→ **WHAT TO PRODUCE**
Say how many lines include the word "Rating". Reply with nothing but the number.

→ **INFORMATION SUPPLIED**
· · · · ·

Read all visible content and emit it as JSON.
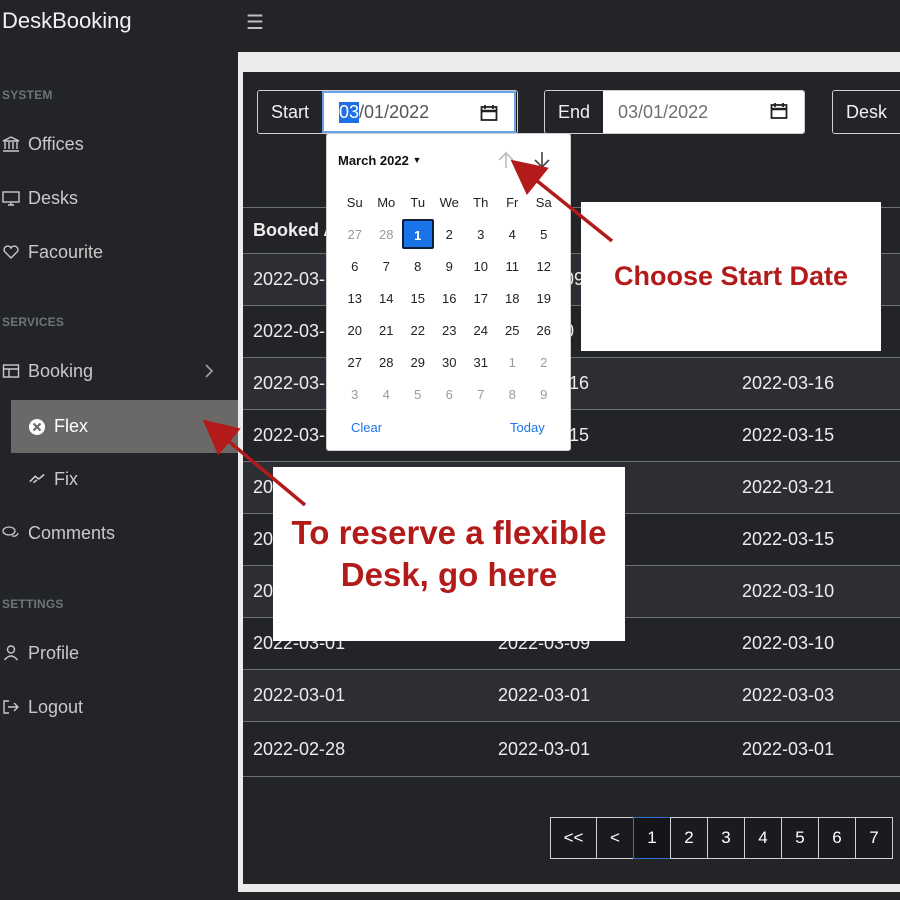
{
  "app": {
    "title": "DeskBooking"
  },
  "sidebar": {
    "sections": [
      {
        "title": "SYSTEM",
        "items": [
          {
            "label": "Offices",
            "icon": "bank-icon"
          },
          {
            "label": "Desks",
            "icon": "monitor-icon"
          },
          {
            "label": "Facourite",
            "icon": "heart-icon"
          }
        ]
      },
      {
        "title": "SERVICES",
        "items": [
          {
            "label": "Booking",
            "icon": "table-icon"
          },
          {
            "label": "Flex",
            "icon": "circle-x-icon",
            "active": true
          },
          {
            "label": "Fix",
            "icon": "pin-icon"
          },
          {
            "label": "Comments",
            "icon": "comments-icon"
          }
        ]
      },
      {
        "title": "SETTINGS",
        "items": [
          {
            "label": "Profile",
            "icon": "user-icon"
          },
          {
            "label": "Logout",
            "icon": "logout-icon"
          }
        ]
      }
    ]
  },
  "filters": {
    "start": {
      "label": "Start",
      "month": "03",
      "rest": "/01/2022"
    },
    "end": {
      "label": "End",
      "value": "03/01/2022"
    },
    "desk": {
      "label": "Desk"
    }
  },
  "datepicker": {
    "month_label": "March 2022",
    "weekdays": [
      "Su",
      "Mo",
      "Tu",
      "We",
      "Th",
      "Fr",
      "Sa"
    ],
    "weeks": [
      [
        "27",
        "28",
        "1",
        "2",
        "3",
        "4",
        "5"
      ],
      [
        "6",
        "7",
        "8",
        "9",
        "10",
        "11",
        "12"
      ],
      [
        "13",
        "14",
        "15",
        "16",
        "17",
        "18",
        "19"
      ],
      [
        "20",
        "21",
        "22",
        "23",
        "24",
        "25",
        "26"
      ],
      [
        "27",
        "28",
        "29",
        "30",
        "31",
        "1",
        "2"
      ],
      [
        "3",
        "4",
        "5",
        "6",
        "7",
        "8",
        "9"
      ]
    ],
    "selected": "1",
    "clear_label": "Clear",
    "today_label": "Today"
  },
  "table": {
    "header": "Booked A",
    "rows": [
      [
        "2022-03-",
        "09",
        ""
      ],
      [
        "2022-03-",
        "0",
        ""
      ],
      [
        "2022-03-",
        "16",
        "2022-03-16"
      ],
      [
        "2022-03-",
        "15",
        "2022-03-15"
      ],
      [
        "20",
        "",
        "2022-03-21"
      ],
      [
        "20",
        "",
        "2022-03-15"
      ],
      [
        "20",
        "",
        "2022-03-10"
      ],
      [
        "2022-03-01",
        "2022-03-09",
        "2022-03-10"
      ],
      [
        "2022-03-01",
        "2022-03-01",
        "2022-03-03"
      ],
      [
        "2022-02-28",
        "2022-03-01",
        "2022-03-01"
      ]
    ]
  },
  "pagination": {
    "first": "<<",
    "prev": "<",
    "pages": [
      "1",
      "2",
      "3",
      "4",
      "5",
      "6",
      "7"
    ],
    "current": "1"
  },
  "annotations": {
    "start_date": "Choose Start Date",
    "flex_line1": "To reserve a flexible",
    "flex_line2": "Desk, go here",
    "color": "#b31b1b"
  }
}
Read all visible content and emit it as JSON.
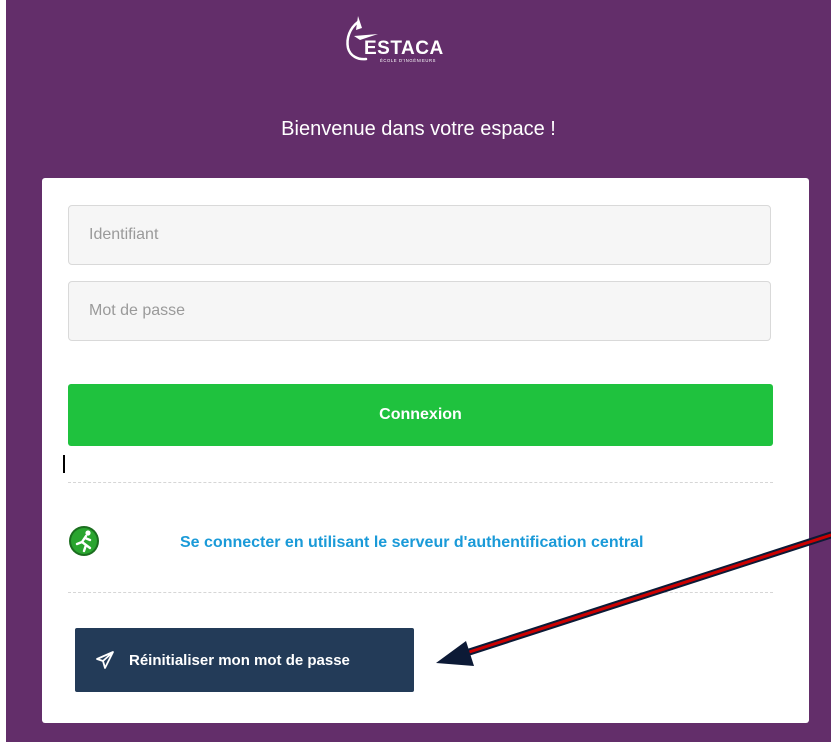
{
  "header": {
    "logo_text": "ESTACA",
    "logo_subtext": "ÉCOLE D'INGÉNIEURS",
    "welcome": "Bienvenue dans votre espace !"
  },
  "login_form": {
    "username_placeholder": "Identifiant",
    "password_placeholder": "Mot de passe",
    "connect_label": "Connexion"
  },
  "cas": {
    "icon": "runner-icon",
    "link_label": "Se connecter en utilisant le serveur d'authentification central"
  },
  "reset": {
    "icon": "paper-plane-icon",
    "label": "Réinitialiser mon mot de passe"
  },
  "colors": {
    "header_bg": "#632e6a",
    "connect_bg": "#1fc23e",
    "link": "#1a9ad8",
    "reset_bg": "#233b58",
    "annotation_arrow": "#cc0000"
  }
}
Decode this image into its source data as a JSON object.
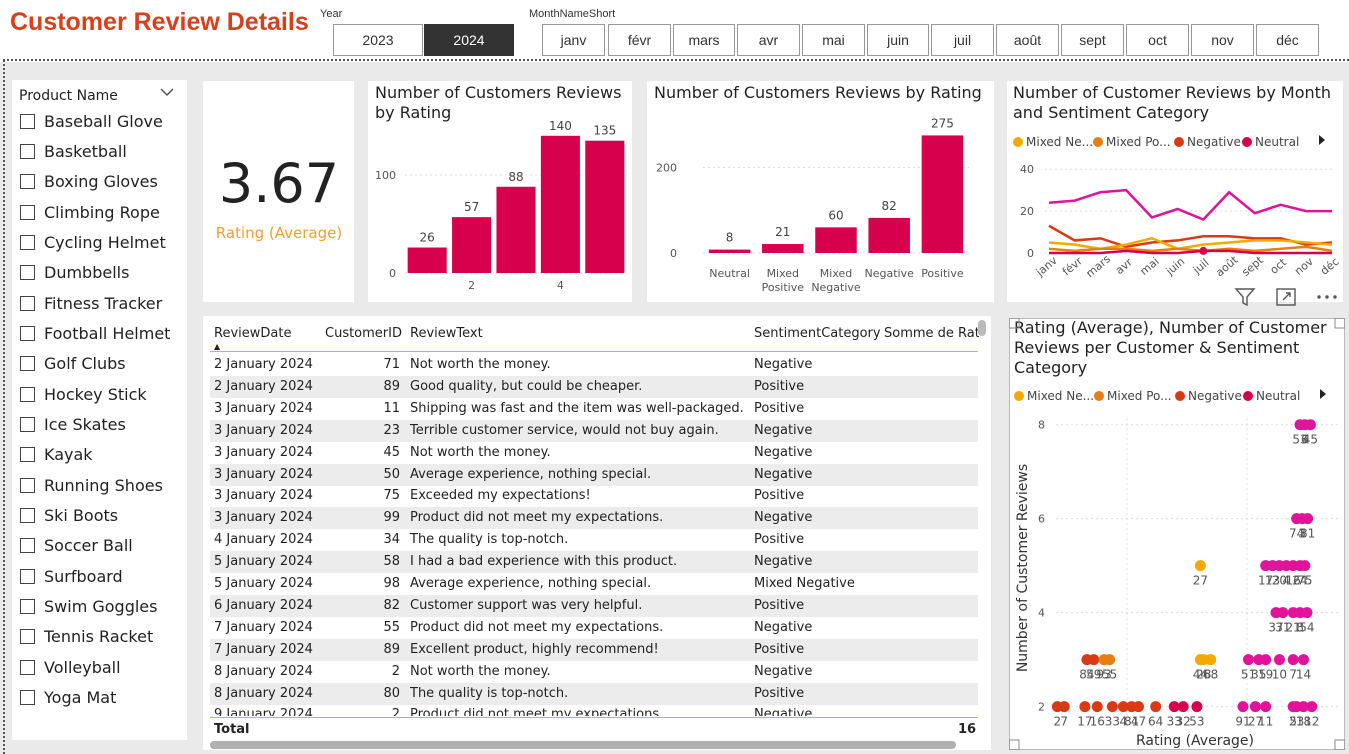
{
  "header": {
    "title": "Customer Review Details"
  },
  "year_slicer": {
    "label": "Year",
    "options": [
      "2023",
      "2024"
    ],
    "selected": "2024"
  },
  "month_slicer": {
    "label": "MonthNameShort",
    "options": [
      "janv",
      "févr",
      "mars",
      "avr",
      "mai",
      "juin",
      "juil",
      "août",
      "sept",
      "oct",
      "nov",
      "déc"
    ]
  },
  "product_slicer": {
    "title": "Product Name",
    "items": [
      "Baseball Glove",
      "Basketball",
      "Boxing Gloves",
      "Climbing Rope",
      "Cycling Helmet",
      "Dumbbells",
      "Fitness Tracker",
      "Football Helmet",
      "Golf Clubs",
      "Hockey Stick",
      "Ice Skates",
      "Kayak",
      "Running Shoes",
      "Ski Boots",
      "Soccer Ball",
      "Surfboard",
      "Swim Goggles",
      "Tennis Racket",
      "Volleyball",
      "Yoga Mat"
    ]
  },
  "kpi": {
    "value": "3.67",
    "label": "Rating (Average)"
  },
  "colors": {
    "accent": "#d6004c",
    "title": "#d6401c",
    "kpi_label": "#f0a030",
    "mixed_negative": "#f5a800",
    "mixed_positive": "#e87d10",
    "negative": "#d93a13",
    "neutral": "#d6004c",
    "positive": "#e0139a"
  },
  "chart_data": [
    {
      "type": "bar",
      "title": "Number of Customers Reviews by Rating",
      "categories": [
        "1",
        "2",
        "3",
        "4",
        "5"
      ],
      "tick_labels": [
        "",
        "2",
        "",
        "4",
        ""
      ],
      "values": [
        26,
        57,
        88,
        140,
        135
      ],
      "y_ticks": [
        "0",
        "100"
      ],
      "ylim": [
        0,
        150
      ]
    },
    {
      "type": "bar",
      "title": "Number of Customers Reviews by Rating",
      "categories": [
        "Neutral",
        "Mixed Positive",
        "Mixed Negative",
        "Negative",
        "Positive"
      ],
      "values": [
        8,
        21,
        60,
        82,
        275
      ],
      "y_ticks": [
        "0",
        "200"
      ],
      "ylim": [
        0,
        290
      ]
    },
    {
      "type": "line",
      "title": "Number of Customer Reviews by Month and Sentiment Category",
      "categories": [
        "janv",
        "févr",
        "mars",
        "avr",
        "mai",
        "juin",
        "juil",
        "août",
        "sept",
        "oct",
        "nov",
        "déc"
      ],
      "y_ticks": [
        "0",
        "20",
        "40"
      ],
      "ylim": [
        0,
        42
      ],
      "legend": [
        "Mixed Ne...",
        "Mixed Po...",
        "Negative",
        "Neutral"
      ],
      "series": [
        {
          "name": "Positive",
          "values": [
            24,
            25,
            29,
            30,
            17,
            21,
            16,
            29,
            19,
            23,
            20,
            20
          ]
        },
        {
          "name": "Negative",
          "values": [
            13,
            6,
            7,
            3,
            5,
            6,
            8,
            8,
            7,
            7,
            4,
            5
          ]
        },
        {
          "name": "Mixed Negative",
          "values": [
            5,
            4,
            2,
            4,
            7,
            2,
            4,
            5,
            6,
            6,
            5,
            4
          ]
        },
        {
          "name": "Mixed Positive",
          "values": [
            2,
            1,
            2,
            2,
            1,
            2,
            1,
            2,
            1,
            2,
            3,
            1
          ]
        },
        {
          "name": "Neutral",
          "values": [
            0,
            0,
            0,
            1,
            0,
            0,
            1,
            1,
            0,
            0,
            0,
            0
          ]
        }
      ]
    },
    {
      "type": "scatter",
      "title": "Rating (Average), Number of Customer Reviews per Customer & Sentiment Category",
      "xlabel": "Rating (Average)",
      "ylabel": "Number of Customer Reviews",
      "y_ticks": [
        "2",
        "4",
        "6",
        "8"
      ],
      "ylim": [
        1.8,
        8.1
      ],
      "xlim": [
        1,
        5
      ],
      "legend": [
        "Mixed Ne...",
        "Mixed Po...",
        "Negative",
        "Neutral"
      ],
      "points": [
        {
          "label": "53",
          "x": 4.55,
          "y": 8,
          "cat": "positive"
        },
        {
          "label": "6",
          "x": 4.62,
          "y": 8,
          "cat": "positive"
        },
        {
          "label": "45",
          "x": 4.7,
          "y": 8,
          "cat": "positive"
        },
        {
          "label": "74",
          "x": 4.5,
          "y": 6,
          "cat": "positive"
        },
        {
          "label": "3",
          "x": 4.58,
          "y": 6,
          "cat": "positive"
        },
        {
          "label": "81",
          "x": 4.66,
          "y": 6,
          "cat": "positive"
        },
        {
          "label": "27",
          "x": 3.1,
          "y": 5,
          "cat": "mixed_negative"
        },
        {
          "label": "17",
          "x": 4.05,
          "y": 5,
          "cat": "positive"
        },
        {
          "label": "13",
          "x": 4.15,
          "y": 5,
          "cat": "positive"
        },
        {
          "label": "20",
          "x": 4.25,
          "y": 5,
          "cat": "positive"
        },
        {
          "label": "4",
          "x": 4.35,
          "y": 5,
          "cat": "positive"
        },
        {
          "label": "16",
          "x": 4.45,
          "y": 5,
          "cat": "positive"
        },
        {
          "label": "24",
          "x": 4.55,
          "y": 5,
          "cat": "positive"
        },
        {
          "label": "75",
          "x": 4.62,
          "y": 5,
          "cat": "positive"
        },
        {
          "label": "37",
          "x": 4.2,
          "y": 4,
          "cat": "positive"
        },
        {
          "label": "31",
          "x": 4.3,
          "y": 4,
          "cat": "positive"
        },
        {
          "label": "21",
          "x": 4.45,
          "y": 4,
          "cat": "positive"
        },
        {
          "label": "8",
          "x": 4.55,
          "y": 4,
          "cat": "positive"
        },
        {
          "label": "54",
          "x": 4.65,
          "y": 4,
          "cat": "positive"
        },
        {
          "label": "59",
          "x": 1.55,
          "y": 3,
          "cat": "negative"
        },
        {
          "label": "84",
          "x": 1.45,
          "y": 3,
          "cat": "negative"
        },
        {
          "label": "93",
          "x": 1.7,
          "y": 3,
          "cat": "mixed_positive"
        },
        {
          "label": "55",
          "x": 1.78,
          "y": 3,
          "cat": "mixed_positive"
        },
        {
          "label": "44",
          "x": 3.1,
          "y": 3,
          "cat": "mixed_negative"
        },
        {
          "label": "28",
          "x": 3.15,
          "y": 3,
          "cat": "mixed_negative"
        },
        {
          "label": "68",
          "x": 3.25,
          "y": 3,
          "cat": "mixed_negative"
        },
        {
          "label": "51",
          "x": 3.8,
          "y": 3,
          "cat": "positive"
        },
        {
          "label": "35",
          "x": 3.95,
          "y": 3,
          "cat": "positive"
        },
        {
          "label": "19",
          "x": 4.05,
          "y": 3,
          "cat": "positive"
        },
        {
          "label": "10",
          "x": 4.25,
          "y": 3,
          "cat": "positive"
        },
        {
          "label": "7",
          "x": 4.45,
          "y": 3,
          "cat": "positive"
        },
        {
          "label": "14",
          "x": 4.6,
          "y": 3,
          "cat": "positive"
        },
        {
          "label": "2",
          "x": 1.02,
          "y": 2,
          "cat": "negative"
        },
        {
          "label": "7",
          "x": 1.12,
          "y": 2,
          "cat": "negative"
        },
        {
          "label": "17",
          "x": 1.42,
          "y": 2,
          "cat": "negative"
        },
        {
          "label": "16",
          "x": 1.6,
          "y": 2,
          "cat": "negative"
        },
        {
          "label": "33",
          "x": 1.82,
          "y": 2,
          "cat": "negative"
        },
        {
          "label": "4",
          "x": 1.98,
          "y": 2,
          "cat": "negative"
        },
        {
          "label": "47",
          "x": 2.2,
          "y": 2,
          "cat": "negative"
        },
        {
          "label": "81",
          "x": 2.1,
          "y": 2,
          "cat": "negative"
        },
        {
          "label": "64",
          "x": 2.45,
          "y": 2,
          "cat": "negative"
        },
        {
          "label": "33",
          "x": 2.72,
          "y": 2,
          "cat": "neutral"
        },
        {
          "label": "32",
          "x": 2.85,
          "y": 2,
          "cat": "neutral"
        },
        {
          "label": "53",
          "x": 3.05,
          "y": 2,
          "cat": "neutral"
        },
        {
          "label": "91",
          "x": 3.72,
          "y": 2,
          "cat": "positive"
        },
        {
          "label": "27",
          "x": 3.9,
          "y": 2,
          "cat": "positive"
        },
        {
          "label": "11",
          "x": 4.05,
          "y": 2,
          "cat": "positive"
        },
        {
          "label": "23",
          "x": 4.5,
          "y": 2,
          "cat": "positive"
        },
        {
          "label": "12",
          "x": 4.72,
          "y": 2,
          "cat": "positive"
        },
        {
          "label": "5",
          "x": 4.45,
          "y": 2,
          "cat": "positive"
        },
        {
          "label": "18",
          "x": 4.6,
          "y": 2,
          "cat": "positive"
        }
      ]
    }
  ],
  "table": {
    "columns": [
      "ReviewDate",
      "CustomerID",
      "ReviewText",
      "SentimentCategory",
      "Somme de Rati"
    ],
    "rows": [
      [
        "2 January 2024",
        "71",
        "Not worth the money.",
        "Negative"
      ],
      [
        "2 January 2024",
        "89",
        "Good quality, but could be cheaper.",
        "Positive"
      ],
      [
        "3 January 2024",
        "11",
        "Shipping was fast and the item was well-packaged.",
        "Positive"
      ],
      [
        "3 January 2024",
        "23",
        "Terrible customer service, would not buy again.",
        "Negative"
      ],
      [
        "3 January 2024",
        "45",
        "Not worth the money.",
        "Negative"
      ],
      [
        "3 January 2024",
        "50",
        "Average experience, nothing special.",
        "Negative"
      ],
      [
        "3 January 2024",
        "75",
        "Exceeded my expectations!",
        "Positive"
      ],
      [
        "3 January 2024",
        "99",
        "Product did not meet my expectations.",
        "Negative"
      ],
      [
        "4 January 2024",
        "34",
        "The quality is top-notch.",
        "Positive"
      ],
      [
        "5 January 2024",
        "58",
        "I had a bad experience with this product.",
        "Negative"
      ],
      [
        "5 January 2024",
        "98",
        "Average experience, nothing special.",
        "Mixed Negative"
      ],
      [
        "6 January 2024",
        "82",
        "Customer support was very helpful.",
        "Positive"
      ],
      [
        "7 January 2024",
        "55",
        "Product did not meet my expectations.",
        "Negative"
      ],
      [
        "7 January 2024",
        "89",
        "Excellent product, highly recommend!",
        "Positive"
      ],
      [
        "8 January 2024",
        "2",
        "Not worth the money.",
        "Negative"
      ],
      [
        "8 January 2024",
        "80",
        "The quality is top-notch.",
        "Positive"
      ],
      [
        "9 January 2024",
        "2",
        "Product did not meet my expectations.",
        "Negative"
      ]
    ],
    "total_label": "Total",
    "total_value": "16"
  },
  "icons": {
    "filter": "filter-icon",
    "focus": "focus-mode-icon",
    "more": "more-options-icon",
    "sort": "sort-ascending-icon",
    "chevron": "chevron-down-icon"
  }
}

· · · · ·

→ **RESPONSE**
5